**Задание**
Продолжите рассказ о страничках из блокнота Фредди, вернувшихся из Пуллаха, начав сразу после его последнего предложения.

::: Текст страницы :::

А потом случилось что-то совсем невероятное. Прошла неделя, а странички из блокнота Фредди снова лежали в нашем сейфе в берлинском филиале. К ним был приклеен желтый листок клейкой бумаги с такой заметкой: "Норберту и Фредди по делу иностранных разведок. Не представляется возможным оценить сообщения. Речь идет исключительно об информации, уже опубликованной в прессе. Интереса не представляет. С дружеским приветом. Херле".

Мы были ошеломлены. Вот так, стало быть, обращаются в Пуллахе с конкретными указаниями на возможного шпиона в их рядах. Возможно, что-то на самом деле раз или другой упоминалось в газетах. Но ведь в заметках наших были конкретные имена и описания личностей людей, о которых мы со всей уверенностью могли сказать, что они не могли публиковаться в средствах массовой информации. Кроме того, нас очень удивило, что наши бумаги вернулись назад с такой быстротой. Это означало, что их никто не анализировал и не исследовал. Эти донесения даже не вышли из стен Первого отдела. Но почему?

::: Данные :::

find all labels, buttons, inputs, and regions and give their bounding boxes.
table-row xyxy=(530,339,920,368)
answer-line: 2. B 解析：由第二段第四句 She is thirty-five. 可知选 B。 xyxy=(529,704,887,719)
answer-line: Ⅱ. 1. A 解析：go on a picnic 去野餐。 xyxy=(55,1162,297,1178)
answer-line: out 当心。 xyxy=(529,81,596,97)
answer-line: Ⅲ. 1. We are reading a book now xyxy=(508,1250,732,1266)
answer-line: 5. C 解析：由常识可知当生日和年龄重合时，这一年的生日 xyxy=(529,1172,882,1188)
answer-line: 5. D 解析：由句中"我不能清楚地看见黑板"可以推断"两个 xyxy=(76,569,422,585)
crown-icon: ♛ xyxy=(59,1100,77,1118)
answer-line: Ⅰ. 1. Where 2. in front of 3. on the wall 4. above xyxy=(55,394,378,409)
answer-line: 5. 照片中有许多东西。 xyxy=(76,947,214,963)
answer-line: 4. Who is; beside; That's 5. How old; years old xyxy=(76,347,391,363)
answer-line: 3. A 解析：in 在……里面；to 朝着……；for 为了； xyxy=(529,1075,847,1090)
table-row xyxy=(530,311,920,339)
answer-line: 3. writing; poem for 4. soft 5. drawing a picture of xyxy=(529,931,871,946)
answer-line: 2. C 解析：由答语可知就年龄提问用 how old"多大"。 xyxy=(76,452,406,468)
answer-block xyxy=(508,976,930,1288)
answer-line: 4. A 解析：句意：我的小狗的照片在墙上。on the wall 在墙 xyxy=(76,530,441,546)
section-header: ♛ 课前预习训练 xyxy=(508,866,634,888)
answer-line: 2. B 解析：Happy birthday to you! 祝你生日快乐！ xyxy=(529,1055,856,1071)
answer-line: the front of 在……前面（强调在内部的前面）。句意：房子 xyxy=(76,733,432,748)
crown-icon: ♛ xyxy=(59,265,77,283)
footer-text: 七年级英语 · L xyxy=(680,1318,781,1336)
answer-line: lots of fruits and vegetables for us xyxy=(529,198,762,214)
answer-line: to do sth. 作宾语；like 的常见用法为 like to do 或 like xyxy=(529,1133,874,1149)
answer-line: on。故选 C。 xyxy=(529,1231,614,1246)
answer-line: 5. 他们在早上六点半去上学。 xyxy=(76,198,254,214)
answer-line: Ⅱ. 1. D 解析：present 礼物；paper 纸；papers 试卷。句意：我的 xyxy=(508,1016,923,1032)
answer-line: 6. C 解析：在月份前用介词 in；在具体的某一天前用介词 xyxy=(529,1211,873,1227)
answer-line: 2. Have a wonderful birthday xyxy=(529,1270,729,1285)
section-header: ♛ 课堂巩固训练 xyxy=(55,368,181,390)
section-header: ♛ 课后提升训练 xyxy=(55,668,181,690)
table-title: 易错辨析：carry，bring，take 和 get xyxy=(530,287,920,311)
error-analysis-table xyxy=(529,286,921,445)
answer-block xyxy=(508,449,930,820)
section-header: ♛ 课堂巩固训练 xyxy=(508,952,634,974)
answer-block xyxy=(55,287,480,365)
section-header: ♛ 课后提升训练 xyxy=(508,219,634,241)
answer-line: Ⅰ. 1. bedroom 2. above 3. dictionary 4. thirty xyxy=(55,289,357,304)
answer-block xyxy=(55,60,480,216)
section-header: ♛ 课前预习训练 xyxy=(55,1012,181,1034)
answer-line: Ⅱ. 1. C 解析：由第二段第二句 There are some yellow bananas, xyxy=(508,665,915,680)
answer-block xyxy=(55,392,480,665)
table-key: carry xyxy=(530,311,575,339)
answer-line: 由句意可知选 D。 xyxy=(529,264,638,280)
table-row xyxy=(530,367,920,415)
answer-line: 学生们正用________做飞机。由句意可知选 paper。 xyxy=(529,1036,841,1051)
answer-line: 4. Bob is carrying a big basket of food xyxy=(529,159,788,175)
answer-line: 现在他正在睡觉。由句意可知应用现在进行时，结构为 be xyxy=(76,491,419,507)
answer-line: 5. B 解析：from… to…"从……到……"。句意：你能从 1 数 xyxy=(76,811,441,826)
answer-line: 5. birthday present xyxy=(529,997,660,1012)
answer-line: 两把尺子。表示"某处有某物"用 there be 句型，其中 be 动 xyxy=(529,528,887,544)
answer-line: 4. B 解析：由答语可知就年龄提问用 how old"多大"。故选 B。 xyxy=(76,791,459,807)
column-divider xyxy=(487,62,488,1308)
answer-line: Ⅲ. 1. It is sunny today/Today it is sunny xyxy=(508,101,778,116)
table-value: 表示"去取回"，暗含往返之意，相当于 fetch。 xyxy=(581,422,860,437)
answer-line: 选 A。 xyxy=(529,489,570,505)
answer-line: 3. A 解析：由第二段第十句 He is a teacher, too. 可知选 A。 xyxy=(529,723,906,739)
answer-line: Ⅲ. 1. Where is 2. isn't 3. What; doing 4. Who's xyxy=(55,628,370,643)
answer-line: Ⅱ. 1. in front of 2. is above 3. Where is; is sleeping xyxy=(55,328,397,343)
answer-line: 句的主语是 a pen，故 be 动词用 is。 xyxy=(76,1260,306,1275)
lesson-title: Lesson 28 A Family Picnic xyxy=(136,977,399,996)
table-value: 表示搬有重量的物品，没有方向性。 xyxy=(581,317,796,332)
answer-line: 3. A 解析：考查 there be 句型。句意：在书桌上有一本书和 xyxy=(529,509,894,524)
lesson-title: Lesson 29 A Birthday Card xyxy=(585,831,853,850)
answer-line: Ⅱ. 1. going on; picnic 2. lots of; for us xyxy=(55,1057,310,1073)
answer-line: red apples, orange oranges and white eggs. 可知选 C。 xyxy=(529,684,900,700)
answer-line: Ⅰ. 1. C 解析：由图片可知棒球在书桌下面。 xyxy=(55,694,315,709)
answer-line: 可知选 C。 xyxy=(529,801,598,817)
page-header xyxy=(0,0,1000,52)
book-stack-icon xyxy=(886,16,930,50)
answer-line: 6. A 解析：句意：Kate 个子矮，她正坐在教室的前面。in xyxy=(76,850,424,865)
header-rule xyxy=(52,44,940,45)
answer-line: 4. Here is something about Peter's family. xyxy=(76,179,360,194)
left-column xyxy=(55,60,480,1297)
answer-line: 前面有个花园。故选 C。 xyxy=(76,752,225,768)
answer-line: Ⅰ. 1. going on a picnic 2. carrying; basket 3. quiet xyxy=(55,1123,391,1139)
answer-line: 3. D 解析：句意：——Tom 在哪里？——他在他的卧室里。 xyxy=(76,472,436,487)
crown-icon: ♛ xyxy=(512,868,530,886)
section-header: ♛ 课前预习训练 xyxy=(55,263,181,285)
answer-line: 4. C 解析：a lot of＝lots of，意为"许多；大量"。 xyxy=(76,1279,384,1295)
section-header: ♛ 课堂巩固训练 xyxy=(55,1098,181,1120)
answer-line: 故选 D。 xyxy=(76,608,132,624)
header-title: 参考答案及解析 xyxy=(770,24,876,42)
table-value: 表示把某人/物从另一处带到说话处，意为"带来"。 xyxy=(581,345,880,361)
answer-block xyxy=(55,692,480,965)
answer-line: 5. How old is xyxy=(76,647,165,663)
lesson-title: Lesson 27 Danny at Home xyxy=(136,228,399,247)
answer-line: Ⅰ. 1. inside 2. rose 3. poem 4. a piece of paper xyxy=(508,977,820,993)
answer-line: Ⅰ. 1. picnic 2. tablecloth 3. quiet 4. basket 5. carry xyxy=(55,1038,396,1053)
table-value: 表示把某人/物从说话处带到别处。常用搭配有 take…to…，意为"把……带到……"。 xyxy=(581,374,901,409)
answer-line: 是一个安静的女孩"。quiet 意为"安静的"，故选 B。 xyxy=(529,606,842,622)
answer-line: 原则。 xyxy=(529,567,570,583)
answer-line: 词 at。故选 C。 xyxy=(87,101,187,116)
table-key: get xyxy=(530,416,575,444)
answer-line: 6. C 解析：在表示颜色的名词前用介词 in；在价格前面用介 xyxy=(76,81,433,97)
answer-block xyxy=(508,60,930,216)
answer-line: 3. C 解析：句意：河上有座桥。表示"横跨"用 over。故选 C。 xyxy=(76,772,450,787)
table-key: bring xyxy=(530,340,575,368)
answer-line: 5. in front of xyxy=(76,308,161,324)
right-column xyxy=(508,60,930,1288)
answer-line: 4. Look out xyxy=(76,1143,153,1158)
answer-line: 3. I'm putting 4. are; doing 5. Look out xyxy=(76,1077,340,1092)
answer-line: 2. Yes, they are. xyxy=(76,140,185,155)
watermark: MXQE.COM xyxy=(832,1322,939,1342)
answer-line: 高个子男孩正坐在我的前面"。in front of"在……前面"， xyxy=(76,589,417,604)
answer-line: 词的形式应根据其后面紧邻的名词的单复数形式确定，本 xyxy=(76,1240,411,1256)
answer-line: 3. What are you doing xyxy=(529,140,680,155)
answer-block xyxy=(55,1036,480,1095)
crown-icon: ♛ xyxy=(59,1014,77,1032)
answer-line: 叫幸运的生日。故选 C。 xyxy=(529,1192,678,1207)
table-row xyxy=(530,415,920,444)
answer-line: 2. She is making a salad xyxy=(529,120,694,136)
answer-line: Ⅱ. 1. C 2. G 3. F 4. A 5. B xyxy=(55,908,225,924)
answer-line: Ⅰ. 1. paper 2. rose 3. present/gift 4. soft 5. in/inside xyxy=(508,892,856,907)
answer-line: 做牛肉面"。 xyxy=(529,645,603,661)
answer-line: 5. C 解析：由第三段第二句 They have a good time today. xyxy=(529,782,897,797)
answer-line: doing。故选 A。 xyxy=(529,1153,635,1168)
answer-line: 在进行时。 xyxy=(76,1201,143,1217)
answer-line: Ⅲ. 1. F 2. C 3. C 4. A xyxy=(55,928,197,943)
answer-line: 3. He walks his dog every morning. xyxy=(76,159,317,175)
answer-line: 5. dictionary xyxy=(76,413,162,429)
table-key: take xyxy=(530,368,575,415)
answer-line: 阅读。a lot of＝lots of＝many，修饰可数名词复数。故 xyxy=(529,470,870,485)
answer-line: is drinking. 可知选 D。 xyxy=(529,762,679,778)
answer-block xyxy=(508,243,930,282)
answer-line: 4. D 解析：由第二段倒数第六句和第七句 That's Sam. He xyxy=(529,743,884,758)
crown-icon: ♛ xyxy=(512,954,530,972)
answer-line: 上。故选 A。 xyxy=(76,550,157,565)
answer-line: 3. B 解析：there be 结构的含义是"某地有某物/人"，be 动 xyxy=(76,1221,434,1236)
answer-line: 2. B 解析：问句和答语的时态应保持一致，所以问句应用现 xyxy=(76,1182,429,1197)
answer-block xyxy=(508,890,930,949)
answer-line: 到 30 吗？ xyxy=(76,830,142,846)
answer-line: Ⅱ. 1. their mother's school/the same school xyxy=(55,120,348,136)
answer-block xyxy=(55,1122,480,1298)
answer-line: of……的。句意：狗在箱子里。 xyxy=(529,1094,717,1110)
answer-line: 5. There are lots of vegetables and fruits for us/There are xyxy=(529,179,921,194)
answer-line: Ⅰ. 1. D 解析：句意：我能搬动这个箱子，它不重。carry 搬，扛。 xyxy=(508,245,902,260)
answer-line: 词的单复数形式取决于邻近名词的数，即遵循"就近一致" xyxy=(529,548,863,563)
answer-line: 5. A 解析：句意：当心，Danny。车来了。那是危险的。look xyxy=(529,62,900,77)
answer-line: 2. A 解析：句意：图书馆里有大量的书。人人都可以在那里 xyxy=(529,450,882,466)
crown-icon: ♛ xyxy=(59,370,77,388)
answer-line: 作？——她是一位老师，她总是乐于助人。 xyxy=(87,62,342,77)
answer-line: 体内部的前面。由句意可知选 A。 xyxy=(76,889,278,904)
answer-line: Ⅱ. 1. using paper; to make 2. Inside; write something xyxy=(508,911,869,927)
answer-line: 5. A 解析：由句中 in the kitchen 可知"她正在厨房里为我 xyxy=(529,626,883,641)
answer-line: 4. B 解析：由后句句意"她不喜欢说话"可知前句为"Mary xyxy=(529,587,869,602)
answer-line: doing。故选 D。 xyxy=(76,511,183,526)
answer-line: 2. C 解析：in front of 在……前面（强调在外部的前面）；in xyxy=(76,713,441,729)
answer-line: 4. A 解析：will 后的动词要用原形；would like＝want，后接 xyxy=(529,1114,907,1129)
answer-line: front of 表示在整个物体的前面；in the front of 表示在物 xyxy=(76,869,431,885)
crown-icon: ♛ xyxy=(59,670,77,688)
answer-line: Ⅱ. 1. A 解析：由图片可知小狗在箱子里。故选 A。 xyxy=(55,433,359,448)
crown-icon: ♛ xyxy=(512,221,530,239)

:::

**Ответ**
Почему этот доктор Херле, который однажды совершенно незаметно для нас сменил на посту руководителя реферата 12 YA господина Таве, так странно отреагировал? Сначала это вызвало у нас только пожатие плечами и покачивание головой. Если мы своими заметками доставляем этим господам слишком много хлопот, то мы можем это бросить. Мы, вероятно, не стали бы так настаивать ради нашего нового шефа, но вот ради наших агентов… Вся наша забота была направлена на них. А тут речь шла именно об их безопасности. Потому я сам начал листать этот блокнот. И не нашел в нем ни одной пометки на полях, никакого замечания, никакого мнения, ничего такого, что свидетельствовало бы о том, что эту нашу писанину хотя бы читали. А это уже было совсем непривычно.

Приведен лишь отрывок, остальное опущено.